Given instruction
Extract each line of the data below exactly as written.

Data records
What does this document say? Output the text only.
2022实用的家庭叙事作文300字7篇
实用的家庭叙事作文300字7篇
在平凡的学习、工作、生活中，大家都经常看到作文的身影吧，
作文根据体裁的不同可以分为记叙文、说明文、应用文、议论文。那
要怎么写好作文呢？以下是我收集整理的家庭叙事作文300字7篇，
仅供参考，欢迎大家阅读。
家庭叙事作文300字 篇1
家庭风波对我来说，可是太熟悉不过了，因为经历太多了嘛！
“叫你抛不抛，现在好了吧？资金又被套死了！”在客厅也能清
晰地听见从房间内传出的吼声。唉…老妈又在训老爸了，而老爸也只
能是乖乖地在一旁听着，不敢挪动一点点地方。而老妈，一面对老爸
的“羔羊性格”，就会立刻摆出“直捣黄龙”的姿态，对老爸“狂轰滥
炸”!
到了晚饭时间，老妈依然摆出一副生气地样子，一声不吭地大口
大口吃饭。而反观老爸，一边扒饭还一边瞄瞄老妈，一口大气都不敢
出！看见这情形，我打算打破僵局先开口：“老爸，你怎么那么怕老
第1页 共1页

Correct output
What does this document say? Output the text only.
2022实用的家庭叙事作文300字7篇
实用的家庭叙事作文300字7篇
在平凡的学习、工作、生活中，大家都经常看到作文的身影吧，
作文根据体裁的不同可以分为记叙文、说明文、应用文、议论文。那
要怎么写好作文呢？以下是我收集整理的家庭叙事作文300字7篇，
仅供参考，欢迎大家阅读。
家庭叙事作文300字 篇1
家庭风波对我来说，可是太熟悉不过了，因为经历太多了嘛！
“叫你抛不抛，现在好了吧？资金又被套死了！”在客厅也能清
晰地听见从房间内传出的吼声。唉…老妈又在训老爸了，而老爸也只
能是乖乖地在一旁听着，不敢挪动一点点地方。而老妈，一面对老爸
的“羔羊性格”，就会立刻摆出“直捣黄龙”的姿态，对老爸“狂轰滥
炸”!
到了晚饭时间，老妈依然摆出一副生气地样子，一声不吭地大口
大口吃饭。而反观老爸，一边扒饭还一边瞄瞄老妈，一口大气都不敢
出！看见这情形，我打算打破僵局先开口：“老爸，你怎么那么怕老
第1页 共1页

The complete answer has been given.